Copy out all the lines in the records that include the word "Semblances".

* [DATASET ENTRIES]
━━━━━━━━━━
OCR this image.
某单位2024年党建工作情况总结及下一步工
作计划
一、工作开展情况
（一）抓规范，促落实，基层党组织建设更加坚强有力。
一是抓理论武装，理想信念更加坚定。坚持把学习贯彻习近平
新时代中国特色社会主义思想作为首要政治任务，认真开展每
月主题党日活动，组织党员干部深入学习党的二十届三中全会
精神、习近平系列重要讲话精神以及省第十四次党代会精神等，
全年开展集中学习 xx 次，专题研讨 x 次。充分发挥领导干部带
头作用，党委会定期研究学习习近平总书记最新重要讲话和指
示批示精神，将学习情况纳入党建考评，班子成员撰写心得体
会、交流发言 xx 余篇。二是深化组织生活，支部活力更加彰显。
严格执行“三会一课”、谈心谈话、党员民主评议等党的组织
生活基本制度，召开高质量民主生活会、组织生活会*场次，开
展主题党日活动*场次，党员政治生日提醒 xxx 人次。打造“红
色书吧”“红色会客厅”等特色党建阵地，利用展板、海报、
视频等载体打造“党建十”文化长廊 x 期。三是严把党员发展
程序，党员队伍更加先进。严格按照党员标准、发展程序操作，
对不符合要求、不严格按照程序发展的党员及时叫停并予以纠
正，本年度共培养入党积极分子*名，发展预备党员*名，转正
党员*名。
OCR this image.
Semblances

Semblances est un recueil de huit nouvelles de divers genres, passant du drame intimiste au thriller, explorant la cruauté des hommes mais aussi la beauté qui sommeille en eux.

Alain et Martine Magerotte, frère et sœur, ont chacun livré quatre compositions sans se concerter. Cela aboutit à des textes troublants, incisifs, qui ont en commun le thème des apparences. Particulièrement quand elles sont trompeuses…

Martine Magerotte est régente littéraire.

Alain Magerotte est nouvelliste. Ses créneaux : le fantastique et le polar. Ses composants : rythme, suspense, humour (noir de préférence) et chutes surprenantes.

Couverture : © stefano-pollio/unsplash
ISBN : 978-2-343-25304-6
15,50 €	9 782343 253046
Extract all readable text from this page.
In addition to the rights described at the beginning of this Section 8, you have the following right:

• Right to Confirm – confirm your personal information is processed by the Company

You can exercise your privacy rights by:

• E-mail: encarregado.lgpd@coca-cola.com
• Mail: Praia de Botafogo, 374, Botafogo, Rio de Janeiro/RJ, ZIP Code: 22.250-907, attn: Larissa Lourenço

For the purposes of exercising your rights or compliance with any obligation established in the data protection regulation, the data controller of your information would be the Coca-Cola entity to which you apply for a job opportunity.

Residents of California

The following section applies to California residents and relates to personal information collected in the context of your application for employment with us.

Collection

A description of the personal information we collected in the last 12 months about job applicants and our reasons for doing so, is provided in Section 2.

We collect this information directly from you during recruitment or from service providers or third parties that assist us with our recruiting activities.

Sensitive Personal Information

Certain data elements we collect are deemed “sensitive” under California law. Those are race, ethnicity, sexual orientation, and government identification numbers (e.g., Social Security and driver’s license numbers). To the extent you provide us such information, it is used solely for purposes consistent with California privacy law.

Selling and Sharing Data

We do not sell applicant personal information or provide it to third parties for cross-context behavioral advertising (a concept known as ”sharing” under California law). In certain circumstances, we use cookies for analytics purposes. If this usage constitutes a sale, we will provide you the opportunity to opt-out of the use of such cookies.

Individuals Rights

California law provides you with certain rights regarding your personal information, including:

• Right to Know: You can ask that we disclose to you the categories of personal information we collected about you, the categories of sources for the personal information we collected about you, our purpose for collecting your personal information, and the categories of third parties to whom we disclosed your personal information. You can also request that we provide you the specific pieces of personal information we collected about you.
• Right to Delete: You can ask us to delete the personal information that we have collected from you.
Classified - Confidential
━━━━━━━━━━
* [THE RESPONSE]
Semblances
Semblances est un recueil de huit nouvelles de divers genres, passant du drame intimiste au thriller, explorant la cruauté des hommes mais aussi la beauté qui sommeille en eux.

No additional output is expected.